The records
++++++++

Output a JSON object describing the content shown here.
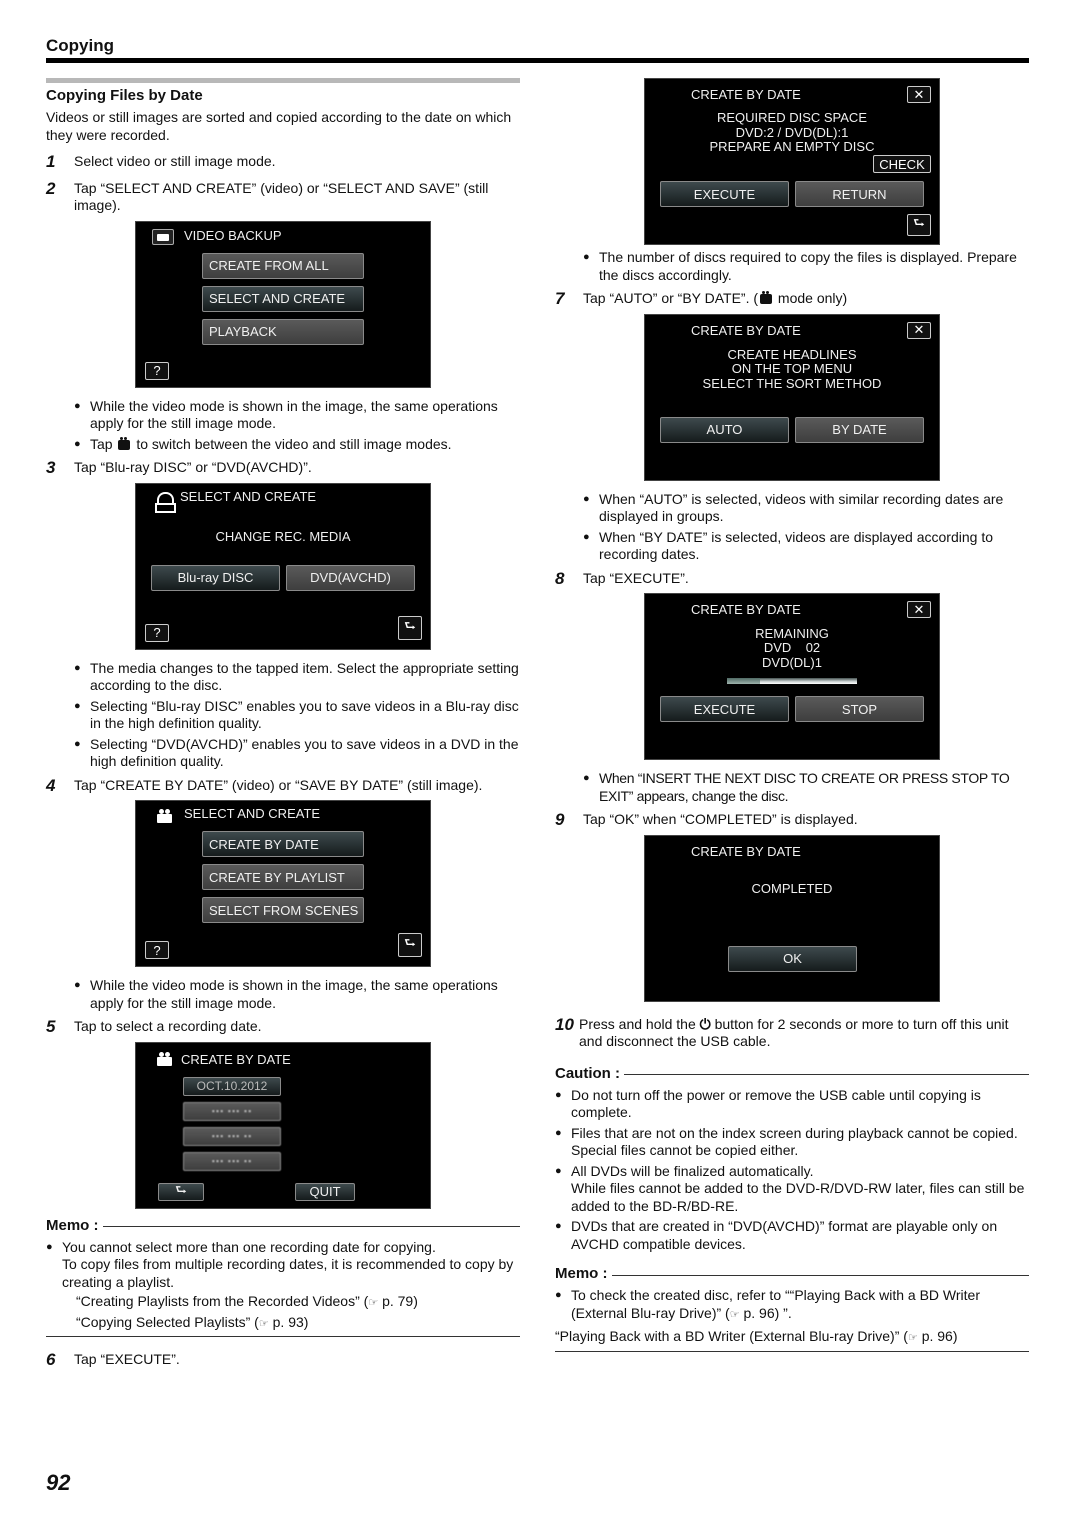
{
  "header": {
    "title": "Copying"
  },
  "section": {
    "title": "Copying Files by Date",
    "intro": "Videos or still images are sorted and copied according to the date on which they were recorded."
  },
  "steps": {
    "s1": {
      "num": "1",
      "text": "Select video or still image mode."
    },
    "s2": {
      "num": "2",
      "text": "Tap “SELECT AND CREATE” (video) or “SELECT AND SAVE” (still image)."
    },
    "s2_bullets": [
      "While the video mode is shown in the image, the same operations apply for the still image mode.",
      "to switch between the video and still image modes."
    ],
    "s2_bullet2_prefix": "Tap",
    "s3": {
      "num": "3",
      "text": "Tap “Blu-ray DISC” or “DVD(AVCHD)”."
    },
    "s3_bullets": [
      "The media changes to the tapped item. Select the appropriate setting according to the disc.",
      "Selecting “Blu-ray DISC” enables you to save videos in a Blu-ray disc in the high definition quality.",
      "Selecting “DVD(AVCHD)” enables you to save videos in a DVD in the high definition quality."
    ],
    "s4": {
      "num": "4",
      "text": "Tap “CREATE BY DATE” (video) or “SAVE BY DATE” (still image)."
    },
    "s4_bullets": [
      "While the video mode is shown in the image, the same operations apply for the still image mode."
    ],
    "s5": {
      "num": "5",
      "text": "Tap to select a recording date."
    },
    "s6": {
      "num": "6",
      "text": "Tap “EXECUTE”."
    },
    "s6_bullets": [
      "The number of discs required to copy the files is displayed. Prepare the discs accordingly."
    ],
    "s7": {
      "num": "7",
      "text_a": "Tap “AUTO” or “BY DATE”. (",
      "text_b": "mode only)"
    },
    "s7_bullets": [
      "When “AUTO” is selected, videos with similar recording dates are displayed in groups.",
      "When “BY DATE” is selected, videos are displayed according to recording dates."
    ],
    "s8": {
      "num": "8",
      "text": "Tap “EXECUTE”."
    },
    "s8_bullets": [
      "When “INSERT THE NEXT DISC TO CREATE OR PRESS STOP TO EXIT” appears, change the disc."
    ],
    "s9": {
      "num": "9",
      "text": "Tap “OK” when “COMPLETED” is displayed."
    },
    "s10": {
      "num": "10",
      "text_a": "Press and hold the",
      "text_b": "button for 2 seconds or more to turn off this unit and disconnect the USB cable."
    }
  },
  "screens": {
    "video_backup": {
      "title": "VIDEO BACKUP",
      "buttons": [
        "CREATE FROM ALL",
        "SELECT AND CREATE",
        "PLAYBACK"
      ],
      "help": "?"
    },
    "change_media": {
      "title": "SELECT AND CREATE",
      "message": "CHANGE REC. MEDIA",
      "buttons": [
        "Blu-ray DISC",
        "DVD(AVCHD)"
      ],
      "help": "?"
    },
    "select_create": {
      "title": "SELECT AND CREATE",
      "buttons": [
        "CREATE BY DATE",
        "CREATE BY PLAYLIST",
        "SELECT FROM SCENES"
      ],
      "help": "?"
    },
    "create_by_date_list": {
      "title": "CREATE BY DATE",
      "dates": [
        "OCT.10.2012",
        "▪▪▪ ▪▪▪ ▪▪",
        "▪▪▪ ▪▪▪ ▪▪",
        "▪▪▪ ▪▪▪ ▪▪"
      ],
      "quit": "QUIT"
    },
    "required_space": {
      "title": "CREATE BY DATE",
      "lines": [
        "REQUIRED DISC SPACE",
        "DVD:2 / DVD(DL):1",
        "PREPARE AN EMPTY DISC"
      ],
      "check": "CHECK",
      "buttons": [
        "EXECUTE",
        "RETURN"
      ]
    },
    "sort_method": {
      "title": "CREATE BY DATE",
      "lines": [
        "CREATE HEADLINES",
        "ON THE TOP MENU",
        "SELECT THE SORT METHOD"
      ],
      "buttons": [
        "AUTO",
        "BY DATE"
      ]
    },
    "remaining": {
      "title": "CREATE BY DATE",
      "lines": [
        "REMAINING",
        "DVD    02",
        "DVD(DL)1"
      ],
      "progress_percent": 25,
      "buttons": [
        "EXECUTE",
        "STOP"
      ]
    },
    "completed": {
      "title": "CREATE BY DATE",
      "message": "COMPLETED",
      "ok": "OK"
    }
  },
  "memo_left": {
    "heading": "Memo :",
    "bullet_lines": [
      "You cannot select more than one recording date for copying.",
      "To copy files from multiple recording dates, it is recommended to copy by creating a playlist."
    ],
    "refs": [
      {
        "text": "“Creating Playlists from the Recorded Videos” (",
        "page": "p. 79)"
      },
      {
        "text": "“Copying Selected Playlists” (",
        "page": "p. 93)"
      }
    ]
  },
  "caution": {
    "heading": "Caution :",
    "bullets": [
      "Do not turn off the power or remove the USB cable until copying is complete.",
      "Files that are not on the index screen during playback cannot be copied. Special files cannot be copied either.",
      "All DVDs will be finalized automatically.",
      "DVDs that are created in “DVD(AVCHD)” format are playable only on AVCHD compatible devices."
    ],
    "bullet3_extra": "While files cannot be added to the DVD-R/DVD-RW later, files can still be added to the BD-R/BD-RE."
  },
  "memo_right": {
    "heading": "Memo :",
    "bullet": "To check the created disc, refer to ““Playing Back with a BD Writer (External Blu-ray Drive)” (",
    "bullet_page": "p. 96) ”.",
    "ref": {
      "text": "“Playing Back with a BD Writer (External Blu-ray Drive)” (",
      "page": "p. 96)"
    }
  },
  "icons": {
    "ref_pointer": "☞",
    "power": "⏻",
    "help": "?",
    "back": "⮑",
    "close": "✕"
  },
  "page_number": "92"
}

++++++++

Set exercise
Print out every entry above without changing a word, and leave out the pictures.

Answer to this task
Output a JSON object describing the content shown here.
{
  "header": {
    "title": "Copying"
  },
  "section": {
    "title": "Copying Files by Date",
    "intro": "Videos or still images are sorted and copied according to the date on which they were recorded."
  },
  "steps": {
    "s1": {
      "num": "1",
      "text": "Select video or still image mode."
    },
    "s2": {
      "num": "2",
      "text": "Tap “SELECT AND CREATE” (video) or “SELECT AND SAVE” (still image)."
    },
    "s2_bullets": [
      "While the video mode is shown in the image, the same operations apply for the still image mode.",
      "to switch between the video and still image modes."
    ],
    "s2_bullet2_prefix": "Tap",
    "s3": {
      "num": "3",
      "text": "Tap “Blu-ray DISC” or “DVD(AVCHD)”."
    },
    "s3_bullets": [
      "The media changes to the tapped item. Select the appropriate setting according to the disc.",
      "Selecting “Blu-ray DISC” enables you to save videos in a Blu-ray disc in the high definition quality.",
      "Selecting “DVD(AVCHD)” enables you to save videos in a DVD in the high definition quality."
    ],
    "s4": {
      "num": "4",
      "text": "Tap “CREATE BY DATE” (video) or “SAVE BY DATE” (still image)."
    },
    "s4_bullets": [
      "While the video mode is shown in the image, the same operations apply for the still image mode."
    ],
    "s5": {
      "num": "5",
      "text": "Tap to select a recording date."
    },
    "s6": {
      "num": "6",
      "text": "Tap “EXECUTE”."
    },
    "s6_bullets": [
      "The number of discs required to copy the files is displayed. Prepare the discs accordingly."
    ],
    "s7": {
      "num": "7",
      "text_a": "Tap “AUTO” or “BY DATE”. (",
      "text_b": "mode only)"
    },
    "s7_bullets": [
      "When “AUTO” is selected, videos with similar recording dates are displayed in groups.",
      "When “BY DATE” is selected, videos are displayed according to recording dates."
    ],
    "s8": {
      "num": "8",
      "text": "Tap “EXECUTE”."
    },
    "s8_bullets": [
      "When “INSERT THE NEXT DISC TO CREATE OR PRESS STOP TO EXIT” appears, change the disc."
    ],
    "s9": {
      "num": "9",
      "text": "Tap “OK” when “COMPLETED” is displayed."
    },
    "s10": {
      "num": "10",
      "text_a": "Press and hold the",
      "text_b": "button for 2 seconds or more to turn off this unit and disconnect the USB cable."
    }
  },
  "screens": {
    "video_backup": {
      "title": "VIDEO BACKUP",
      "buttons": [
        "CREATE FROM ALL",
        "SELECT AND CREATE",
        "PLAYBACK"
      ],
      "help": "?"
    },
    "change_media": {
      "title": "SELECT AND CREATE",
      "message": "CHANGE REC. MEDIA",
      "buttons": [
        "Blu-ray DISC",
        "DVD(AVCHD)"
      ],
      "help": "?"
    },
    "select_create": {
      "title": "SELECT AND CREATE",
      "buttons": [
        "CREATE BY DATE",
        "CREATE BY PLAYLIST",
        "SELECT FROM SCENES"
      ],
      "help": "?"
    },
    "create_by_date_list": {
      "title": "CREATE BY DATE",
      "dates": [
        "OCT.10.2012",
        "▪▪▪ ▪▪▪ ▪▪",
        "▪▪▪ ▪▪▪ ▪▪",
        "▪▪▪ ▪▪▪ ▪▪"
      ],
      "quit": "QUIT"
    },
    "required_space": {
      "title": "CREATE BY DATE",
      "lines": [
        "REQUIRED DISC SPACE",
        "DVD:2 / DVD(DL):1",
        "PREPARE AN EMPTY DISC"
      ],
      "check": "CHECK",
      "buttons": [
        "EXECUTE",
        "RETURN"
      ]
    },
    "sort_method": {
      "title": "CREATE BY DATE",
      "lines": [
        "CREATE HEADLINES",
        "ON THE TOP MENU",
        "SELECT THE SORT METHOD"
      ],
      "buttons": [
        "AUTO",
        "BY DATE"
      ]
    },
    "remaining": {
      "title": "CREATE BY DATE",
      "lines": [
        "REMAINING",
        "DVD    02",
        "DVD(DL)1"
      ],
      "progress_percent": 25,
      "buttons": [
        "EXECUTE",
        "STOP"
      ]
    },
    "completed": {
      "title": "CREATE BY DATE",
      "message": "COMPLETED",
      "ok": "OK"
    }
  },
  "memo_left": {
    "heading": "Memo :",
    "bullet_lines": [
      "You cannot select more than one recording date for copying.",
      "To copy files from multiple recording dates, it is recommended to copy by creating a playlist."
    ],
    "refs": [
      {
        "text": "“Creating Playlists from the Recorded Videos” (",
        "page": "p. 79)"
      },
      {
        "text": "“Copying Selected Playlists” (",
        "page": "p. 93)"
      }
    ]
  },
  "caution": {
    "heading": "Caution :",
    "bullets": [
      "Do not turn off the power or remove the USB cable until copying is complete.",
      "Files that are not on the index screen during playback cannot be copied. Special files cannot be copied either.",
      "All DVDs will be finalized automatically.",
      "DVDs that are created in “DVD(AVCHD)” format are playable only on AVCHD compatible devices."
    ],
    "bullet3_extra": "While files cannot be added to the DVD-R/DVD-RW later, files can still be added to the BD-R/BD-RE."
  },
  "memo_right": {
    "heading": "Memo :",
    "bullet": "To check the created disc, refer to ““Playing Back with a BD Writer (External Blu-ray Drive)” (",
    "bullet_page": "p. 96) ”.",
    "ref": {
      "text": "“Playing Back with a BD Writer (External Blu-ray Drive)” (",
      "page": "p. 96)"
    }
  },
  "icons": {
    "ref_pointer": "☞",
    "power": "⏻",
    "help": "?",
    "back": "⮑",
    "close": "✕"
  },
  "page_number": "92"
}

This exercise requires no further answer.